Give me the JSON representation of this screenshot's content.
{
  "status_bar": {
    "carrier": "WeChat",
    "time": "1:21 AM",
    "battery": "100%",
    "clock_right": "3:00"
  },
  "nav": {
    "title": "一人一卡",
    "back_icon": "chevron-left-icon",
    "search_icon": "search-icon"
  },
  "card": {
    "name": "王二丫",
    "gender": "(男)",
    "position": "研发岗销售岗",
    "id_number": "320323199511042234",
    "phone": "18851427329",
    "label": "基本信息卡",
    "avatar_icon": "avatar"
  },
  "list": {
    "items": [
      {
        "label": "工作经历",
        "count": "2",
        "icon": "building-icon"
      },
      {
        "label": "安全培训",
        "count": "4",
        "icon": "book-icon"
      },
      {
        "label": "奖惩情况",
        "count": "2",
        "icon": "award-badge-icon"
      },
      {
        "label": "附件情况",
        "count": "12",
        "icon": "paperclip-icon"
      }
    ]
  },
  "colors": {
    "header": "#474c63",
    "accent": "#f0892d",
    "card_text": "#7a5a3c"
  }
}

Problem: Search the data above for the string "label" and return every line that has it.

Full solution:
    "label": "基本信息卡",
        "label": "工作经历",
        "label": "安全培训",
        "label": "奖惩情况",
        "label": "附件情况",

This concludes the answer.